> [What this task involves]: Examine the records and identify each line that includes the string "SOLAR". Copy those lines.

start Extracted data

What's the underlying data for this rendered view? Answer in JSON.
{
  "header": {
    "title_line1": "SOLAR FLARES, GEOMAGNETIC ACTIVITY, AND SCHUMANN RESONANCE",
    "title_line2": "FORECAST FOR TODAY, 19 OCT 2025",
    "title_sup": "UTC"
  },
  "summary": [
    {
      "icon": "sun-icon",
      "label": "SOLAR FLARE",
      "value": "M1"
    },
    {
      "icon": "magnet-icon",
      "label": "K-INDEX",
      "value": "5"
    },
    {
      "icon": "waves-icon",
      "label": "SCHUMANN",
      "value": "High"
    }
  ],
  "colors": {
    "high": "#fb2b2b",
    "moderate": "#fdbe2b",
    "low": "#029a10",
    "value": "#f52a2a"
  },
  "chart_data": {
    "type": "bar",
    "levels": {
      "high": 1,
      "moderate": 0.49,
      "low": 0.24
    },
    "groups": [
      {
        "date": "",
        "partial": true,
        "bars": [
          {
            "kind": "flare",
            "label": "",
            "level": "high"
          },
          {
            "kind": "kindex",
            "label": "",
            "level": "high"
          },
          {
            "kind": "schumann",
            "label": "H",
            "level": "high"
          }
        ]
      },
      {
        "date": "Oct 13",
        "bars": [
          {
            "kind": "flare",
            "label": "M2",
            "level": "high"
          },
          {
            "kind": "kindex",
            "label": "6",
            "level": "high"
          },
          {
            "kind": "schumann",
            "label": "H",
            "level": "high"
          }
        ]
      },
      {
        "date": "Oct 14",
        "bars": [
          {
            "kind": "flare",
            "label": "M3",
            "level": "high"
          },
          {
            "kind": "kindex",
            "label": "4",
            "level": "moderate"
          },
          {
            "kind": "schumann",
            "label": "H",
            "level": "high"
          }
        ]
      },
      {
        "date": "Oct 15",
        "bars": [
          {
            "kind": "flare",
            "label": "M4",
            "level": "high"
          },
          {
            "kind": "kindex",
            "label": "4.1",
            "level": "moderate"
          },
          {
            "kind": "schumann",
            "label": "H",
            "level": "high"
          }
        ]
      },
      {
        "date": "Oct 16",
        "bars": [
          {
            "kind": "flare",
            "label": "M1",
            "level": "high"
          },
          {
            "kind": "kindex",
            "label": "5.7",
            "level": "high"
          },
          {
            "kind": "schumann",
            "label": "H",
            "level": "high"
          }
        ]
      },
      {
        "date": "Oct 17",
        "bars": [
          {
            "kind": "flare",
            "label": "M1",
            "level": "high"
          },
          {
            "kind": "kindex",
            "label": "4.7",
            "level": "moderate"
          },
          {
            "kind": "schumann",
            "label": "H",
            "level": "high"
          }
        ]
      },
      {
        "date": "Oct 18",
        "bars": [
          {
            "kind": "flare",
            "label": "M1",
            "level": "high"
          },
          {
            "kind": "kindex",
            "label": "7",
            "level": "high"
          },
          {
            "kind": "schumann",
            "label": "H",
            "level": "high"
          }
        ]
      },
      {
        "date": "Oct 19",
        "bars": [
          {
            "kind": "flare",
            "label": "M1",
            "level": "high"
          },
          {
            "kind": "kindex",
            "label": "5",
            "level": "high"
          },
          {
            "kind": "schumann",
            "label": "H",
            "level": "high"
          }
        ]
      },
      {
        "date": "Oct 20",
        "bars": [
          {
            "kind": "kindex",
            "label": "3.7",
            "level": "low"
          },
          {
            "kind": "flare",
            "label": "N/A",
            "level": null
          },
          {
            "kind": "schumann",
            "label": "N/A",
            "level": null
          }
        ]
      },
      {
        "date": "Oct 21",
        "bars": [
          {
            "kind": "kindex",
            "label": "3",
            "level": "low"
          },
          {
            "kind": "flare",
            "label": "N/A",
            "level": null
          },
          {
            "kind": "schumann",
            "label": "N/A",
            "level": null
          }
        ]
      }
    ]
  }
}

end Extracted data

> [Solution for this task]:
    "title_line1": "SOLAR FLARES, GEOMAGNETIC ACTIVITY, AND SCHUMANN RESONANCE",
      "label": "SOLAR FLARE",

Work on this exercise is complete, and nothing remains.